- STORED RECORDS -

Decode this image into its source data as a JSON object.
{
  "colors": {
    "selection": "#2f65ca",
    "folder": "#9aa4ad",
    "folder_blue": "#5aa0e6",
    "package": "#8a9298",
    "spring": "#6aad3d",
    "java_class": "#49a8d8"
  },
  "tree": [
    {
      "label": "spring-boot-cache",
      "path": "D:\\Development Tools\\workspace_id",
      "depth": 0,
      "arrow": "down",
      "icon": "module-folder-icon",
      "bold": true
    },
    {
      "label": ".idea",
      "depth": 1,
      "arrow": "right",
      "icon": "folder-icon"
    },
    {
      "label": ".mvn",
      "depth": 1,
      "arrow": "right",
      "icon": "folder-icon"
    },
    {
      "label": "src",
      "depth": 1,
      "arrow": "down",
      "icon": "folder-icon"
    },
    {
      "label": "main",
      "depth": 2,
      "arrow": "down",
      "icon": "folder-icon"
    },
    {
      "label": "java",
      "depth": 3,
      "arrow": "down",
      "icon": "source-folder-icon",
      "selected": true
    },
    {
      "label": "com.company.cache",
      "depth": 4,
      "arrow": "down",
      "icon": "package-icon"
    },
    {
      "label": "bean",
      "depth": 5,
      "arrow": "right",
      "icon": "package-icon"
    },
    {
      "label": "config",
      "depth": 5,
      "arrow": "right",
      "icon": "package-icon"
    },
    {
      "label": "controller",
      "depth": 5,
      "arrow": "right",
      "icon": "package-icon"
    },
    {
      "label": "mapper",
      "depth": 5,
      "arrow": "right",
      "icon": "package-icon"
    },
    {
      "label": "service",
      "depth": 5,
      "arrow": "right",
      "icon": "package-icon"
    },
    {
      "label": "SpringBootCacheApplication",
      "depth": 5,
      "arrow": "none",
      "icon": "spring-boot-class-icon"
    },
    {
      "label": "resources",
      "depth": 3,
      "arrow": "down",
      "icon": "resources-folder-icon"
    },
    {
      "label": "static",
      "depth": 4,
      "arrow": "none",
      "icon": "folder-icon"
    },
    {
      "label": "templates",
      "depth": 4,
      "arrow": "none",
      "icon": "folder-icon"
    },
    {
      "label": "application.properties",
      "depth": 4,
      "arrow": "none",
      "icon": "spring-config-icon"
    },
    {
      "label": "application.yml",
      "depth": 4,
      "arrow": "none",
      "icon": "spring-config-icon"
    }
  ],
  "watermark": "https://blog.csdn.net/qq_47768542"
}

- TASK INSTRUCTIONS -
Write out the full listing exactly as given.

- TASK OUTPUT -
Decode this image into its source data as a JSON object.
{
  "colors": {
    "selection": "#2f65ca",
    "folder": "#9aa4ad",
    "folder_blue": "#5aa0e6",
    "package": "#8a9298",
    "spring": "#6aad3d",
    "java_class": "#49a8d8"
  },
  "tree": [
    {
      "label": "spring-boot-cache",
      "path": "D:\\Development Tools\\workspace_id",
      "depth": 0,
      "arrow": "down",
      "icon": "module-folder-icon",
      "bold": true
    },
    {
      "label": ".idea",
      "depth": 1,
      "arrow": "right",
      "icon": "folder-icon"
    },
    {
      "label": ".mvn",
      "depth": 1,
      "arrow": "right",
      "icon": "folder-icon"
    },
    {
      "label": "src",
      "depth": 1,
      "arrow": "down",
      "icon": "folder-icon"
    },
    {
      "label": "main",
      "depth": 2,
      "arrow": "down",
      "icon": "folder-icon"
    },
    {
      "label": "java",
      "depth": 3,
      "arrow": "down",
      "icon": "source-folder-icon",
      "selected": true
    },
    {
      "label": "com.company.cache",
      "depth": 4,
      "arrow": "down",
      "icon": "package-icon"
    },
    {
      "label": "bean",
      "depth": 5,
      "arrow": "right",
      "icon": "package-icon"
    },
    {
      "label": "config",
      "depth": 5,
      "arrow": "right",
      "icon": "package-icon"
    },
    {
      "label": "controller",
      "depth": 5,
      "arrow": "right",
      "icon": "package-icon"
    },
    {
      "label": "mapper",
      "depth": 5,
      "arrow": "right",
      "icon": "package-icon"
    },
    {
      "label": "service",
      "depth": 5,
      "arrow": "right",
      "icon": "package-icon"
    },
    {
      "label": "SpringBootCacheApplication",
      "depth": 5,
      "arrow": "none",
      "icon": "spring-boot-class-icon"
    },
    {
      "label": "resources",
      "depth": 3,
      "arrow": "down",
      "icon": "resources-folder-icon"
    },
    {
      "label": "static",
      "depth": 4,
      "arrow": "none",
      "icon": "folder-icon"
    },
    {
      "label": "templates",
      "depth": 4,
      "arrow": "none",
      "icon": "folder-icon"
    },
    {
      "label": "application.properties",
      "depth": 4,
      "arrow": "none",
      "icon": "spring-config-icon"
    },
    {
      "label": "application.yml",
      "depth": 4,
      "arrow": "none",
      "icon": "spring-config-icon"
    }
  ],
  "watermark": "https://blog.csdn.net/qq_47768542"
}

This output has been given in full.